Copy out the records in full, word for word, without pictures.

>> Begin Exercise inputs

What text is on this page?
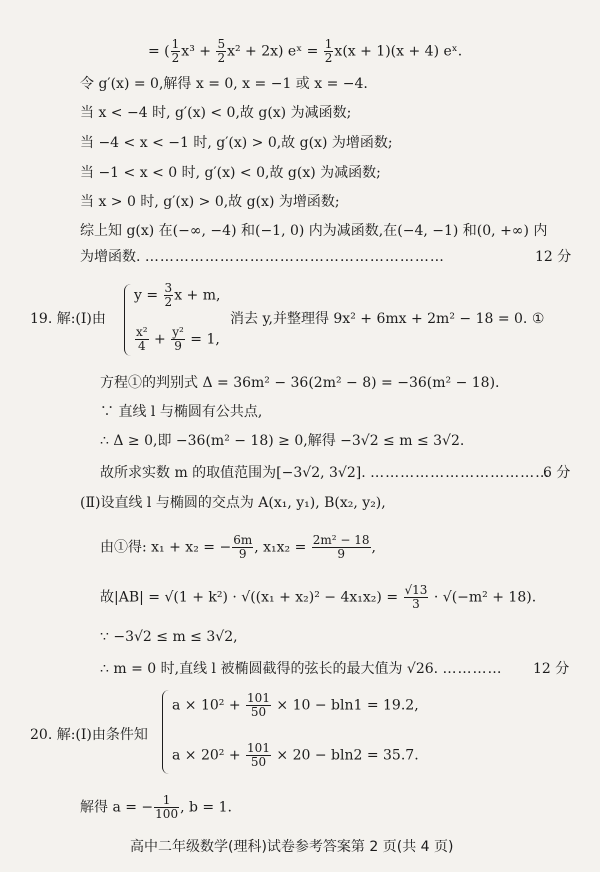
= ( $\frac{1}{2} x^3 + \frac{5}{2} x^2 + 2x$) eˣ = $\frac{1}{2} x(x + 1)(x + 4)$ eˣ.
令 g′(x) = 0,解得 x = 0, x = −1 或 x = −4.
当 x < −4 时, g′(x) < 0,故 g(x) 为减函数;
当 −4 < x < −1 时, g′(x) > 0,故 g(x) 为增函数;
当 −1 < x < 0 时, g′(x) < 0,故 g(x) 为减函数;
当 x > 0 时, g′(x) > 0,故 g(x) 为增函数;
综上知 g(x) 在(−∞, −4) 和(−1, 0) 内为减函数,在(−4, −1) 和(0, +∞) 内
为增函数. ……………………………………………………	12 分
19. 解:(Ⅰ)由
$y = \frac{3}{2}$ x + m,
$\frac{\text{x²}}{4} + \frac{\text{y²}}{9} = 1$,
消去 y,并整理得 9x² + 6mx + 2m² − 18 = 0. ①
方程①的判别式 Δ = 36m² − 36(2m² − 8) = −36(m² − 18).
∵ 直线 l 与椭圆有公共点,
∴ Δ ≥ 0,即 −36(m² − 18) ≥ 0,解得 −3√2 ≤ m ≤ 3√2.
故所求实数 m 的取值范围为[−3√2, 3√2]. ………………………………
6 分
(Ⅱ)设直线 l 与椭圆的交点为 A(x₁, y₁), B(x₂, y₂),
由①得: x₁ + x₂ = − $\frac{6m}{9}$ , $x_1x_2 = \frac{\text{2m² − 18}}{9}$ ,
故$|AB| = √(1 + k^2) \cdot √((x_1 + x_2)^2 - 4x_1x_2) = \frac{√13}{3} \cdot √(-m^2 + 18)$.
∵ −3√2 ≤ m ≤ 3√2,
∴ m = 0 时,直线 l 被椭圆截得的弦长的最大值为 √26. ………… 12 分
20. 解:(Ⅰ)由条件知
$a \times 10^2 + \frac{101}{50} \times 10 - bln1 = 19.2$,
$a \times 20^2 + \frac{101}{50} \times 20 - bln2 = 35.7$.
解得 a = − $\frac{1}{100}$ , b = 1.
高中二年级数学(理科)试卷参考答案第 2 页(共 4 页)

>> End Exercise inputs

- Response to this task:
What text is on this page?
= ( $\frac{1}{2} x^3 + \frac{5}{2} x^2 + 2x$) eˣ = $\frac{1}{2} x(x + 1)(x + 4)$ eˣ.
令 g′(x) = 0,解得 x = 0, x = −1 或 x = −4.
当 x < −4 时, g′(x) < 0,故 g(x) 为减函数;
当 −4 < x < −1 时, g′(x) > 0,故 g(x) 为增函数;
当 −1 < x < 0 时, g′(x) < 0,故 g(x) 为减函数;
当 x > 0 时, g′(x) > 0,故 g(x) 为增函数;
综上知 g(x) 在(−∞, −4) 和(−1, 0) 内为减函数,在(−4, −1) 和(0, +∞) 内
为增函数. ……………………………………………………	12 分
19. 解:(Ⅰ)由
$y = \frac{3}{2}$ x + m,
$\frac{\text{x²}}{4} + \frac{\text{y²}}{9} = 1$,
消去 y,并整理得 9x² + 6mx + 2m² − 18 = 0. ①
方程①的判别式 Δ = 36m² − 36(2m² − 8) = −36(m² − 18).
∵ 直线 l 与椭圆有公共点,
∴ Δ ≥ 0,即 −36(m² − 18) ≥ 0,解得 −3√2 ≤ m ≤ 3√2.
故所求实数 m 的取值范围为[−3√2, 3√2]. ………………………………
6 分
(Ⅱ)设直线 l 与椭圆的交点为 A(x₁, y₁), B(x₂, y₂),
由①得: x₁ + x₂ = − $\frac{6m}{9}$ , $x_1x_2 = \frac{\text{2m² − 18}}{9}$ ,
故$|AB| = √(1 + k^2) \cdot √((x_1 + x_2)^2 - 4x_1x_2) = \frac{√13}{3} \cdot √(-m^2 + 18)$.
∵ −3√2 ≤ m ≤ 3√2,
∴ m = 0 时,直线 l 被椭圆截得的弦长的最大值为 √26. ………… 12 分
20. 解:(Ⅰ)由条件知
$a \times 10^2 + \frac{101}{50} \times 10 - bln1 = 19.2$,
$a \times 20^2 + \frac{101}{50} \times 20 - bln2 = 35.7$.
解得 a = − $\frac{1}{100}$ , b = 1.
高中二年级数学(理科)试卷参考答案第 2 页(共 4 页)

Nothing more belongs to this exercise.